__What you are asked to do__. Each line below must be set down exactly; omit any image you find.

----

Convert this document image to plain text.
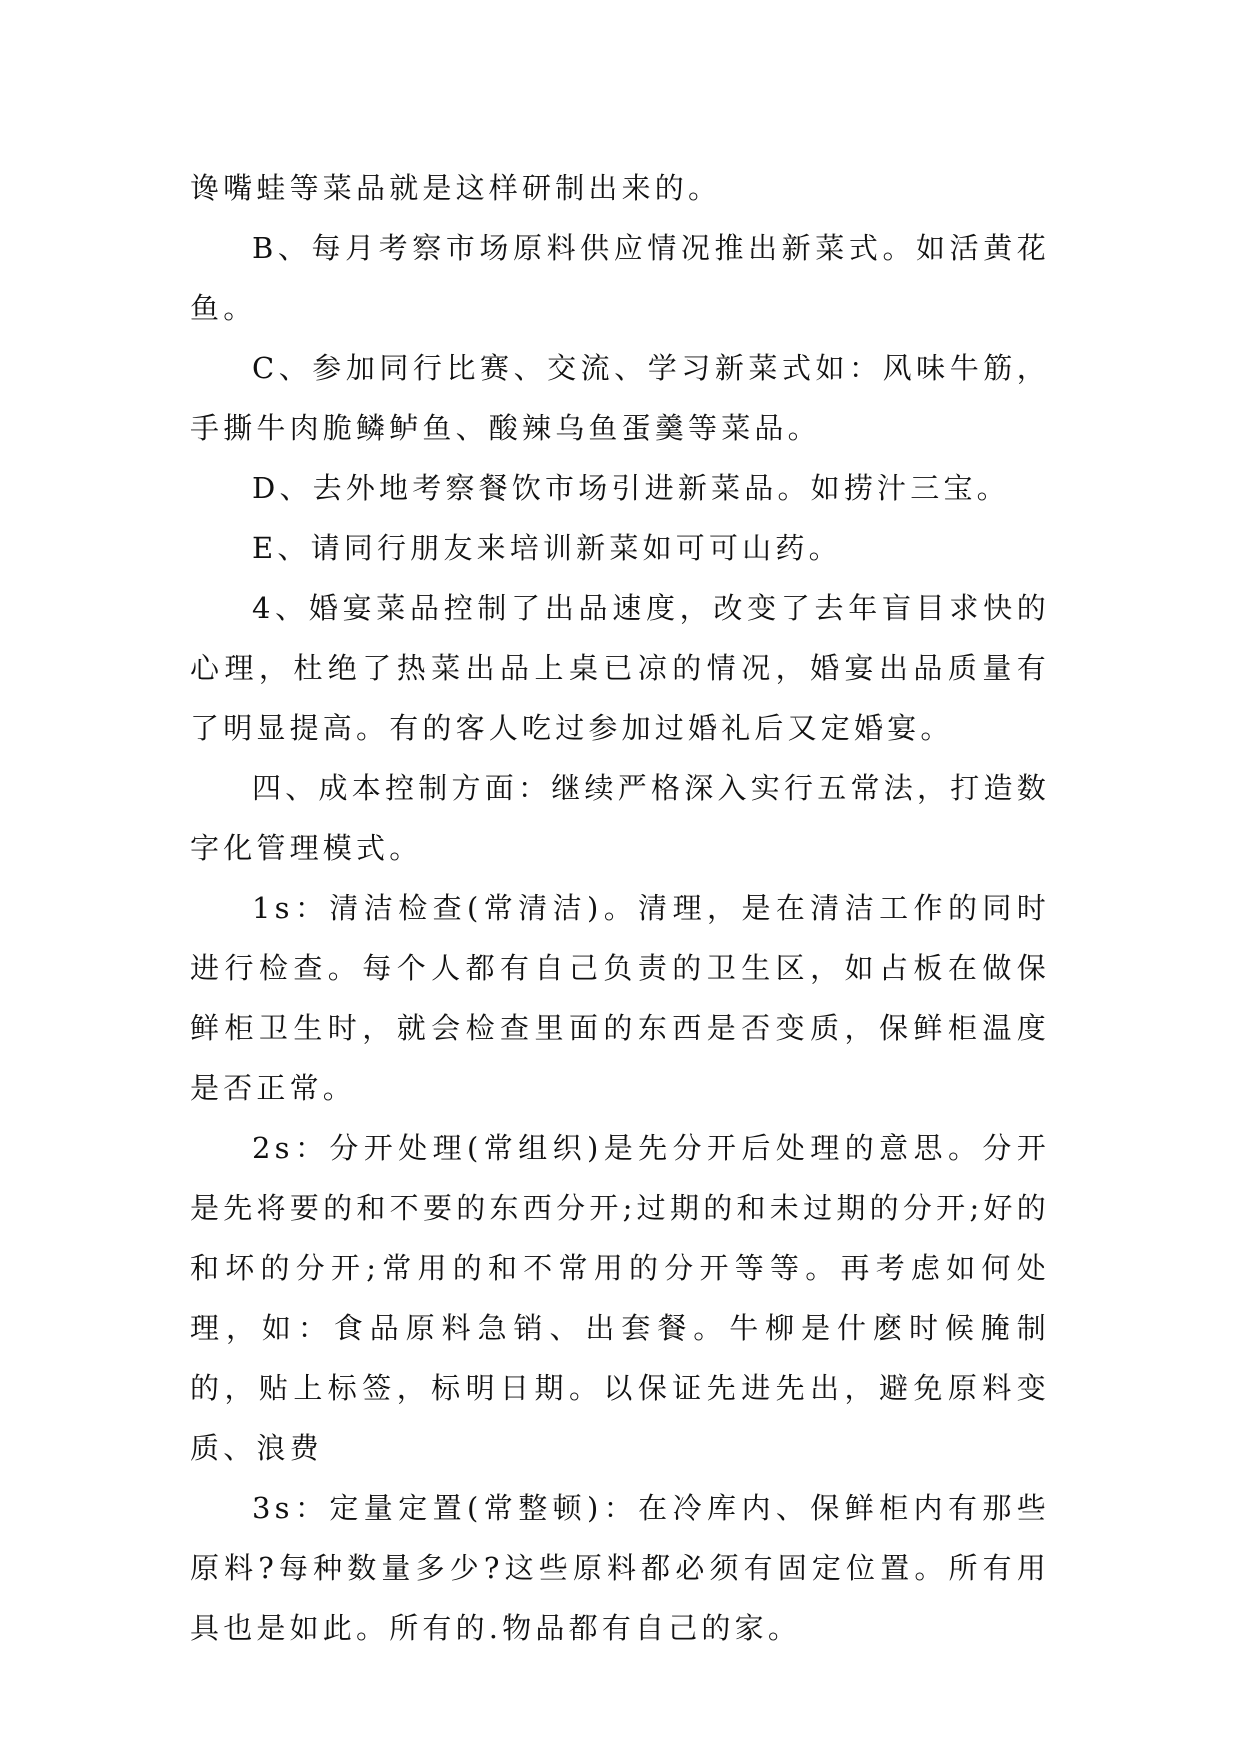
谗嘴蛙等菜品就是这样研制出来的。

B、每月考察市场原料供应情况推出新菜式。如活黄花鱼。

C、参加同行比赛、交流、学习新菜式如：风味牛筋，手撕牛肉脆鳞鲈鱼、酸辣乌鱼蛋羹等菜品。

D、去外地考察餐饮市场引进新菜品。如捞汁三宝。

E、请同行朋友来培训新菜如可可山药。

4、婚宴菜品控制了出品速度，改变了去年盲目求快的心理，杜绝了热菜出品上桌已凉的情况，婚宴出品质量有了明显提高。有的客人吃过参加过婚礼后又定婚宴。

四、成本控制方面：继续严格深入实行五常法，打造数字化管理模式。

1s：清洁检查(常清洁)。清理，是在清洁工作的同时进行检查。每个人都有自己负责的卫生区，如占板在做保鲜柜卫生时，就会检查里面的东西是否变质，保鲜柜温度是否正常。

2s：分开处理(常组织)是先分开后处理的意思。分开是先将要的和不要的东西分开;过期的和未过期的分开;好的和坏的分开;常用的和不常用的分开等等。再考虑如何处理，如：食品原料急销、出套餐。牛柳是什麽时候腌制的，贴上标签，标明日期。以保证先进先出，避免原料变质、浪费

3s：定量定置(常整顿)：在冷库内、保鲜柜内有那些原料?每种数量多少?这些原料都必须有固定位置。所有用具也是如此。所有的.物品都有自己的家。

----

__Full solution__.
Convert this document image to plain text.
谗嘴蛙等菜品就是这样研制出来的。

B、每月考察市场原料供应情况推出新菜式。如活黄花鱼。

C、参加同行比赛、交流、学习新菜式如：风味牛筋，手撕牛肉脆鳞鲈鱼、酸辣乌鱼蛋羹等菜品。

D、去外地考察餐饮市场引进新菜品。如捞汁三宝。

E、请同行朋友来培训新菜如可可山药。

4、婚宴菜品控制了出品速度，改变了去年盲目求快的心理，杜绝了热菜出品上桌已凉的情况，婚宴出品质量有了明显提高。有的客人吃过参加过婚礼后又定婚宴。

四、成本控制方面：继续严格深入实行五常法，打造数字化管理模式。

1s：清洁检查(常清洁)。清理，是在清洁工作的同时进行检查。每个人都有自己负责的卫生区，如占板在做保鲜柜卫生时，就会检查里面的东西是否变质，保鲜柜温度是否正常。

2s：分开处理(常组织)是先分开后处理的意思。分开是先将要的和不要的东西分开;过期的和未过期的分开;好的和坏的分开;常用的和不常用的分开等等。再考虑如何处理，如：食品原料急销、出套餐。牛柳是什麽时候腌制的，贴上标签，标明日期。以保证先进先出，避免原料变质、浪费

3s：定量定置(常整顿)：在冷库内、保鲜柜内有那些原料?每种数量多少?这些原料都必须有固定位置。所有用具也是如此。所有的.物品都有自己的家。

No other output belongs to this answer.